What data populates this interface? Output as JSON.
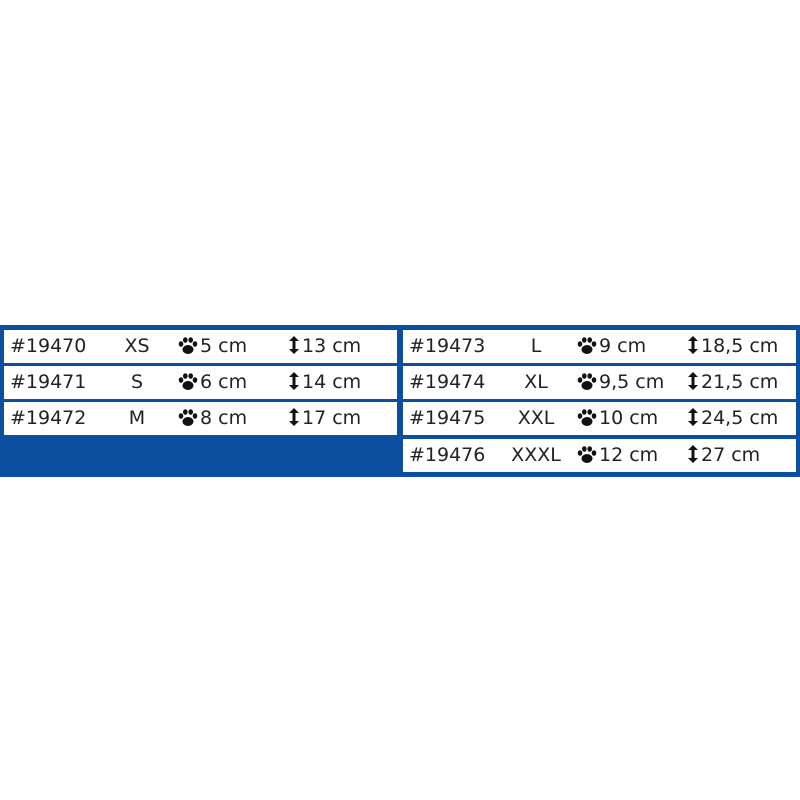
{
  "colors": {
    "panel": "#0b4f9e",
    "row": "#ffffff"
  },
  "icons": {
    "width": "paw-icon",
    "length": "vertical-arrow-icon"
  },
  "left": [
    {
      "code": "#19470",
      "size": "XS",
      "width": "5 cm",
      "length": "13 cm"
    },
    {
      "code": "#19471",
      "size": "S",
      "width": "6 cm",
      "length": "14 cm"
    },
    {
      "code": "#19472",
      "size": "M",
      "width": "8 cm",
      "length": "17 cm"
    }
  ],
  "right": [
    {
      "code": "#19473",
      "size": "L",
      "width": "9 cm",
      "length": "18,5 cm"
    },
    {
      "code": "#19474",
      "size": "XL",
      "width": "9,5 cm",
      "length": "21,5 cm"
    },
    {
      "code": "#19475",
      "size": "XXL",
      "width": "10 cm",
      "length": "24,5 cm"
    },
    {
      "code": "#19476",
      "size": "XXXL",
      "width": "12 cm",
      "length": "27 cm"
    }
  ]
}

* * *

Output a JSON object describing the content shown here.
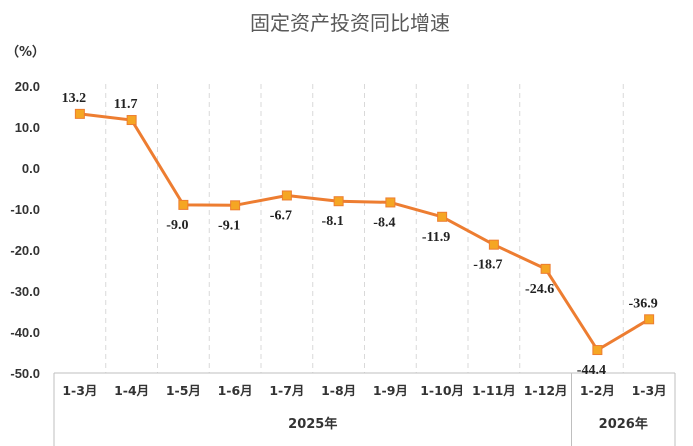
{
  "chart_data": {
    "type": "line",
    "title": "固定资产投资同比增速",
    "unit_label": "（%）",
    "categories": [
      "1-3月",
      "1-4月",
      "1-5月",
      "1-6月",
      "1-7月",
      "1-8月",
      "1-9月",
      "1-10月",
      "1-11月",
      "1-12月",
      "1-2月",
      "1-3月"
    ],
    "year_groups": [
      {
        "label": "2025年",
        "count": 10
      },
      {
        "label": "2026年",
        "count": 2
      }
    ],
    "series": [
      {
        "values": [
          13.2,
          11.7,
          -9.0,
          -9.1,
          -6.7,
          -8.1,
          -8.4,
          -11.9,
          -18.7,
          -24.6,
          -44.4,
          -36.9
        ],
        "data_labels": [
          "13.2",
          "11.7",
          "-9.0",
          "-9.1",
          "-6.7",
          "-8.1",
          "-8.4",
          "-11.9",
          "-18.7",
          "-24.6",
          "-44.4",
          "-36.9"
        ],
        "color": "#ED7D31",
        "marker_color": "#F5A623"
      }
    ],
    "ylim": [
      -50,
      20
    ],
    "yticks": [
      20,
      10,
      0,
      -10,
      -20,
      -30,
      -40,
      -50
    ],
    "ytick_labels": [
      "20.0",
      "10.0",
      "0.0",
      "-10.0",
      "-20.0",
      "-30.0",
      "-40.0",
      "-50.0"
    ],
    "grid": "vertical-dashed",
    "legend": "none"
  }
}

---

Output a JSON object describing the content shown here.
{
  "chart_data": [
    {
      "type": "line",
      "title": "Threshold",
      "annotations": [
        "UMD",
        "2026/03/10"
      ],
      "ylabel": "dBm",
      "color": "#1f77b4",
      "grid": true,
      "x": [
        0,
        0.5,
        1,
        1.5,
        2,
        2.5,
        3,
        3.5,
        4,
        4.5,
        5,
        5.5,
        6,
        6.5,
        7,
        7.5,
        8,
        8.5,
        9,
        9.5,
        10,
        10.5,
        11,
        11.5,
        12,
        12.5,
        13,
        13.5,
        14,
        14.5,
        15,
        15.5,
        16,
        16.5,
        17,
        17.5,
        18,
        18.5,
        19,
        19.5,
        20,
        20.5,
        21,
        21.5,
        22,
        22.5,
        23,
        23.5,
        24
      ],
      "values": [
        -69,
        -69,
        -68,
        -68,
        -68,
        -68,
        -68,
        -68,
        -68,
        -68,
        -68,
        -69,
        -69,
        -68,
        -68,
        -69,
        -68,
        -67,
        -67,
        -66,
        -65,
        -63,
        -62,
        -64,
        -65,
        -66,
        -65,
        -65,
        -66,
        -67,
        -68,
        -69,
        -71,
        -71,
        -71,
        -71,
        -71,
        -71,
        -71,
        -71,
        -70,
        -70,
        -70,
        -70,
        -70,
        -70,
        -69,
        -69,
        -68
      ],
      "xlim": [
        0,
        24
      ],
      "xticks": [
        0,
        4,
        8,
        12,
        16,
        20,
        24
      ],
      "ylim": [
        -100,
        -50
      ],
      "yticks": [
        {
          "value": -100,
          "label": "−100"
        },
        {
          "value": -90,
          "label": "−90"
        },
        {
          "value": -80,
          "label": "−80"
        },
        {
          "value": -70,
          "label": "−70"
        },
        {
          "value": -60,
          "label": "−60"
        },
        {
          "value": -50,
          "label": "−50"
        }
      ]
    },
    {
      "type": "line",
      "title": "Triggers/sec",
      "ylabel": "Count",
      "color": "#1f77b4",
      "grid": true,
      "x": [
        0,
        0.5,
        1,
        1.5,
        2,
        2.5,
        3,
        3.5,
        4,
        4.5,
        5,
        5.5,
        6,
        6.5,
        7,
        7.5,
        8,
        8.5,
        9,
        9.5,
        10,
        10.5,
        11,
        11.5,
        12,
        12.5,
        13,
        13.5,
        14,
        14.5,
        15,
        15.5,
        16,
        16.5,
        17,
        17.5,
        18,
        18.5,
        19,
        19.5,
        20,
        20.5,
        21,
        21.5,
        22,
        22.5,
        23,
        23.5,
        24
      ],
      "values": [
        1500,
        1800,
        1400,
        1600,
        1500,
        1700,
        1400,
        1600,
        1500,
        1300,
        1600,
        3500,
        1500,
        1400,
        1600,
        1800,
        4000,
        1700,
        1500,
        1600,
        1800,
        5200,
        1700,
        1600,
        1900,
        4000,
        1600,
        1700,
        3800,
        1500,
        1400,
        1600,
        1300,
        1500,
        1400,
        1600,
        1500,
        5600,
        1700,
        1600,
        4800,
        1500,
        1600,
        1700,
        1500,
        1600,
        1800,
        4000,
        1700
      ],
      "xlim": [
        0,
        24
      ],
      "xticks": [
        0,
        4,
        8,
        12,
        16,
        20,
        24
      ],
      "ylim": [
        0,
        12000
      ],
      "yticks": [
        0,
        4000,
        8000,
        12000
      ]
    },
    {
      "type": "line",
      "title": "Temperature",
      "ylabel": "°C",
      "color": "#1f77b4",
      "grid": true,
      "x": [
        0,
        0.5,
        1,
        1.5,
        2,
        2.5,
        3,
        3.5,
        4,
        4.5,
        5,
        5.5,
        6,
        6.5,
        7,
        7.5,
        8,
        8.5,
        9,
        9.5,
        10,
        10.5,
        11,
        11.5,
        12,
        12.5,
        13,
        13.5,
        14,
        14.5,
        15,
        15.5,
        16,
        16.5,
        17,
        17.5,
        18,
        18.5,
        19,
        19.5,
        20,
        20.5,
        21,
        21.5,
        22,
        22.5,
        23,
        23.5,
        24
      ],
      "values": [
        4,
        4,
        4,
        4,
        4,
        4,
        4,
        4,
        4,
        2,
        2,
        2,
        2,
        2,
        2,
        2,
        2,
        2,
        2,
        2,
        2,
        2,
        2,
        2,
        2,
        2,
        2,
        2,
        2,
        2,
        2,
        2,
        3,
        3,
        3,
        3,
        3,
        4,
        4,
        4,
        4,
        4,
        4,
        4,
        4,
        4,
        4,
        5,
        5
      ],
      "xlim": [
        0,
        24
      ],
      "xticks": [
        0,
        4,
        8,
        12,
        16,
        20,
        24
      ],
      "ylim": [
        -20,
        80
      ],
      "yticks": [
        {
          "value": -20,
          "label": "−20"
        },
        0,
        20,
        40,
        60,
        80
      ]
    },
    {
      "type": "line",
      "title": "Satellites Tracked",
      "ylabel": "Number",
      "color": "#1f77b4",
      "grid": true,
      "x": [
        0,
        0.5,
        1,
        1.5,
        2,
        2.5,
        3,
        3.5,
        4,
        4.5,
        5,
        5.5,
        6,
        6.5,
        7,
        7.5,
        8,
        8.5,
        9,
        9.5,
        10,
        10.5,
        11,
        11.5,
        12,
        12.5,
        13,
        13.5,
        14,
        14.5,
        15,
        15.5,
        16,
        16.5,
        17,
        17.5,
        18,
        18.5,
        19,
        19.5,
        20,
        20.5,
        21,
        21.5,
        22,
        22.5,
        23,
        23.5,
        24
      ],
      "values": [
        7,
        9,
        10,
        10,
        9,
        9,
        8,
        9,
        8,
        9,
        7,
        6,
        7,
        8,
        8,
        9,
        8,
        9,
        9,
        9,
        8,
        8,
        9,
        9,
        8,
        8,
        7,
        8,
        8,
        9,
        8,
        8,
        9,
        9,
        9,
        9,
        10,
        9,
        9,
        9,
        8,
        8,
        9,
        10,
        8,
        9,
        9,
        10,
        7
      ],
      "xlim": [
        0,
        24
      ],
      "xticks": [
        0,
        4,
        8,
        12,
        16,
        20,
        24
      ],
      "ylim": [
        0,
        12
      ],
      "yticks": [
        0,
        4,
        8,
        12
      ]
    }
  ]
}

- **To be done**
Check each line of the records for "vertical" and copy the ones that contain it.

- **Result of the exercise**
    "length": "vertical-arrow-icon"
    "grid": "vertical-dashed",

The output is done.